━━━ Data entries ━━━
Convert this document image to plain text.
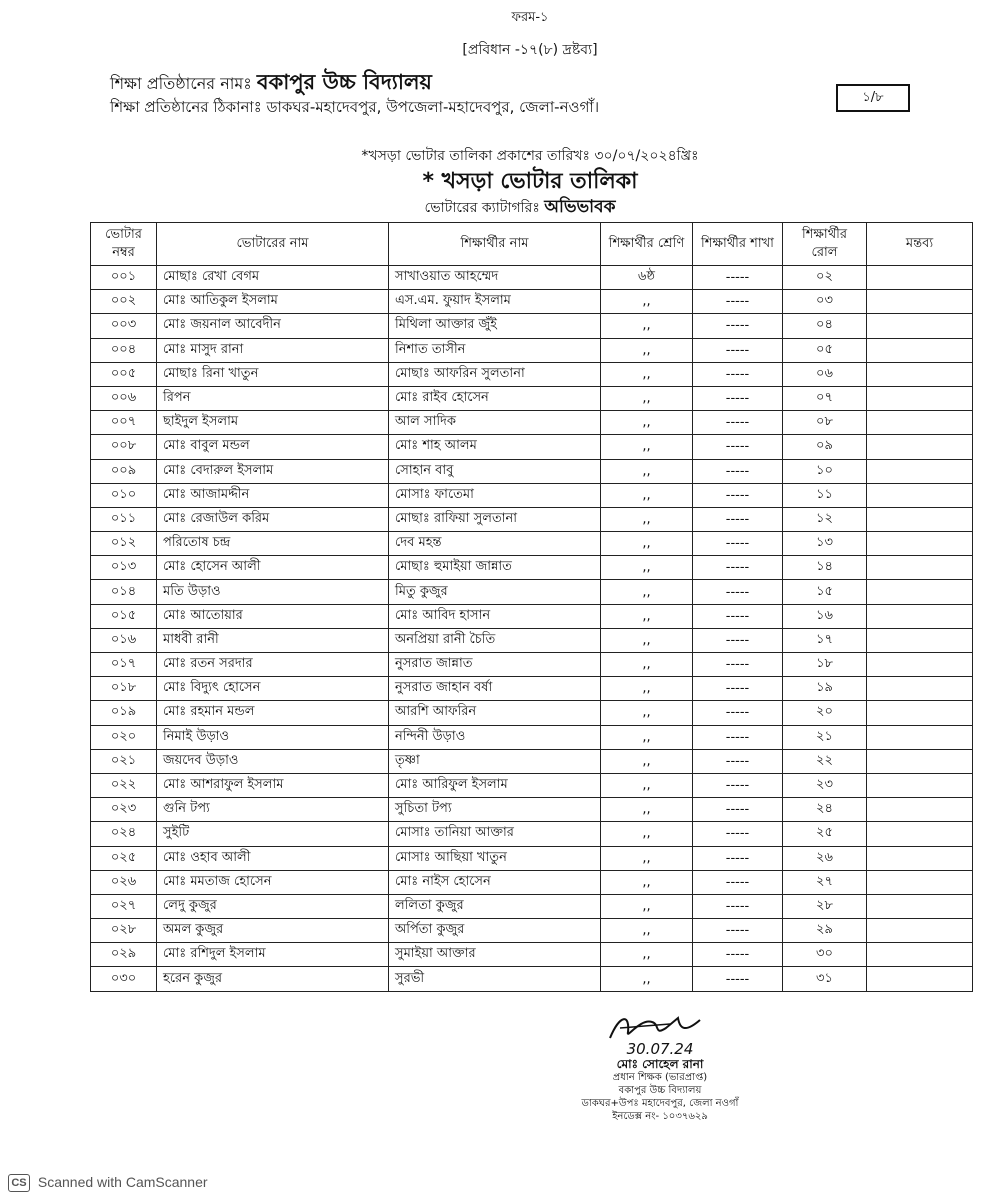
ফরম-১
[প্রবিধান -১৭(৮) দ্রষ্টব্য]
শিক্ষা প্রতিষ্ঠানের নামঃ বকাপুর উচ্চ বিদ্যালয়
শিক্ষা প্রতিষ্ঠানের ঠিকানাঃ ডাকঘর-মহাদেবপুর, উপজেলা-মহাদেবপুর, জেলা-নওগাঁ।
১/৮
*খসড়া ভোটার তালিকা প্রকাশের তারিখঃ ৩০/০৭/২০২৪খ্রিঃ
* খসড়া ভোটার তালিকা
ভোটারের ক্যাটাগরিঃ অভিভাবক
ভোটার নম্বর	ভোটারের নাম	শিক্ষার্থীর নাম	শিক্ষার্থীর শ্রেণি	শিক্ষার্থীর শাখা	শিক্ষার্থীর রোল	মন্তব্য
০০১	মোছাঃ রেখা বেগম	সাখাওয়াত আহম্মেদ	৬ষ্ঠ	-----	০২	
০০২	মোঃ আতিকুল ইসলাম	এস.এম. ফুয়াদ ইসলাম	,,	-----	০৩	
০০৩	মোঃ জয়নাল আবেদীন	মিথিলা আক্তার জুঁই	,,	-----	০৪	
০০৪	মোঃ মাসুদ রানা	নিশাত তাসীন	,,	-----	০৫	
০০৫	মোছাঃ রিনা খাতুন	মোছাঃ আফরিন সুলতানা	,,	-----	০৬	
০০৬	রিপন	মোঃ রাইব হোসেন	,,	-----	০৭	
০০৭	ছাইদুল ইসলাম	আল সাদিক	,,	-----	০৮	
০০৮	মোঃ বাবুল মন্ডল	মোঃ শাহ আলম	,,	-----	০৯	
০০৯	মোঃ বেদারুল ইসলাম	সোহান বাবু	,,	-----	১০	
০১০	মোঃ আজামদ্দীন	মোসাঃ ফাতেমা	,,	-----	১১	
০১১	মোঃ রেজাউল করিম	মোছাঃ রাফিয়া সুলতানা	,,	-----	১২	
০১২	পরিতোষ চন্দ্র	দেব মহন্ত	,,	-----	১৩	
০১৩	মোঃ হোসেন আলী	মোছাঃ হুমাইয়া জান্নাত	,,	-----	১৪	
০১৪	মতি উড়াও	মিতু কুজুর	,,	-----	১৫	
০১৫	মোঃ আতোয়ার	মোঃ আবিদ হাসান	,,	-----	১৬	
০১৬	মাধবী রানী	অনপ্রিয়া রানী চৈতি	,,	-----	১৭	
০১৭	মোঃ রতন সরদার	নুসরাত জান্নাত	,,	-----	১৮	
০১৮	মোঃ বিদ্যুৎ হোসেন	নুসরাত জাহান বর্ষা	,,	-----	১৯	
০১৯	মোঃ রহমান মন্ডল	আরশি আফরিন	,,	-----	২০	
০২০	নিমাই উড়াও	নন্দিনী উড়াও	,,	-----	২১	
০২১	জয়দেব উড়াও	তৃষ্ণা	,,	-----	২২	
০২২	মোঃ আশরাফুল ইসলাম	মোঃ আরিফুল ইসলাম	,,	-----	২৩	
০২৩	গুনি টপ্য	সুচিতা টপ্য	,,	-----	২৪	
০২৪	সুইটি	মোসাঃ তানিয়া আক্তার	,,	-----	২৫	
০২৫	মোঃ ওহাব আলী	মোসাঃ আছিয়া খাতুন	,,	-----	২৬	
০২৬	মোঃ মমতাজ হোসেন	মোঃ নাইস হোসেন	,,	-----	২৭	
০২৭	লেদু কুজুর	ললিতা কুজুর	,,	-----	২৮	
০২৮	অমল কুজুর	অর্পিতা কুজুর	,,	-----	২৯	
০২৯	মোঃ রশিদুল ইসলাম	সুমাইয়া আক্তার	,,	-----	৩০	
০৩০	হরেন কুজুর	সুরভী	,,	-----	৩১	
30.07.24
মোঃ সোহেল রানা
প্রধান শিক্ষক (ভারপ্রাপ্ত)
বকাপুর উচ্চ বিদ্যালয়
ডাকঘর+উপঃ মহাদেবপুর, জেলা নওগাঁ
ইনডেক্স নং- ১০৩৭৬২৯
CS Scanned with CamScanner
━━━
## Prompt
Transcribe the records verbatim and omit the images.

## Task solution
Convert this document image to plain text.
ফরম-১
[প্রবিধান -১৭(৮) দ্রষ্টব্য]
শিক্ষা প্রতিষ্ঠানের নামঃ বকাপুর উচ্চ বিদ্যালয়
শিক্ষা প্রতিষ্ঠানের ঠিকানাঃ ডাকঘর-মহাদেবপুর, উপজেলা-মহাদেবপুর, জেলা-নওগাঁ।
১/৮
*খসড়া ভোটার তালিকা প্রকাশের তারিখঃ ৩০/০৭/২০২৪খ্রিঃ
* খসড়া ভোটার তালিকা
ভোটারের ক্যাটাগরিঃ অভিভাবক
ভোটার নম্বর	ভোটারের নাম	শিক্ষার্থীর নাম	শিক্ষার্থীর শ্রেণি	শিক্ষার্থীর শাখা	শিক্ষার্থীর রোল	মন্তব্য
০০১	মোছাঃ রেখা বেগম	সাখাওয়াত আহম্মেদ	৬ষ্ঠ	-----	০২	
০০২	মোঃ আতিকুল ইসলাম	এস.এম. ফুয়াদ ইসলাম	,,	-----	০৩	
০০৩	মোঃ জয়নাল আবেদীন	মিথিলা আক্তার জুঁই	,,	-----	০৪	
০০৪	মোঃ মাসুদ রানা	নিশাত তাসীন	,,	-----	০৫	
০০৫	মোছাঃ রিনা খাতুন	মোছাঃ আফরিন সুলতানা	,,	-----	০৬	
০০৬	রিপন	মোঃ রাইব হোসেন	,,	-----	০৭	
০০৭	ছাইদুল ইসলাম	আল সাদিক	,,	-----	০৮	
০০৮	মোঃ বাবুল মন্ডল	মোঃ শাহ আলম	,,	-----	০৯	
০০৯	মোঃ বেদারুল ইসলাম	সোহান বাবু	,,	-----	১০	
০১০	মোঃ আজামদ্দীন	মোসাঃ ফাতেমা	,,	-----	১১	
০১১	মোঃ রেজাউল করিম	মোছাঃ রাফিয়া সুলতানা	,,	-----	১২	
০১২	পরিতোষ চন্দ্র	দেব মহন্ত	,,	-----	১৩	
০১৩	মোঃ হোসেন আলী	মোছাঃ হুমাইয়া জান্নাত	,,	-----	১৪	
০১৪	মতি উড়াও	মিতু কুজুর	,,	-----	১৫	
০১৫	মোঃ আতোয়ার	মোঃ আবিদ হাসান	,,	-----	১৬	
০১৬	মাধবী রানী	অনপ্রিয়া রানী চৈতি	,,	-----	১৭	
০১৭	মোঃ রতন সরদার	নুসরাত জান্নাত	,,	-----	১৮	
০১৮	মোঃ বিদ্যুৎ হোসেন	নুসরাত জাহান বর্ষা	,,	-----	১৯	
০১৯	মোঃ রহমান মন্ডল	আরশি আফরিন	,,	-----	২০	
০২০	নিমাই উড়াও	নন্দিনী উড়াও	,,	-----	২১	
০২১	জয়দেব উড়াও	তৃষ্ণা	,,	-----	২২	
০২২	মোঃ আশরাফুল ইসলাম	মোঃ আরিফুল ইসলাম	,,	-----	২৩	
০২৩	গুনি টপ্য	সুচিতা টপ্য	,,	-----	২৪	
০২৪	সুইটি	মোসাঃ তানিয়া আক্তার	,,	-----	২৫	
০২৫	মোঃ ওহাব আলী	মোসাঃ আছিয়া খাতুন	,,	-----	২৬	
০২৬	মোঃ মমতাজ হোসেন	মোঃ নাইস হোসেন	,,	-----	২৭	
০২৭	লেদু কুজুর	ললিতা কুজুর	,,	-----	২৮	
০২৮	অমল কুজুর	অর্পিতা কুজুর	,,	-----	২৯	
০২৯	মোঃ রশিদুল ইসলাম	সুমাইয়া আক্তার	,,	-----	৩০	
০৩০	হরেন কুজুর	সুরভী	,,	-----	৩১	
30.07.24
মোঃ সোহেল রানা
প্রধান শিক্ষক (ভারপ্রাপ্ত)
বকাপুর উচ্চ বিদ্যালয়
ডাকঘর+উপঃ মহাদেবপুর, জেলা নওগাঁ
ইনডেক্স নং- ১০৩৭৬২৯
CS Scanned with CamScanner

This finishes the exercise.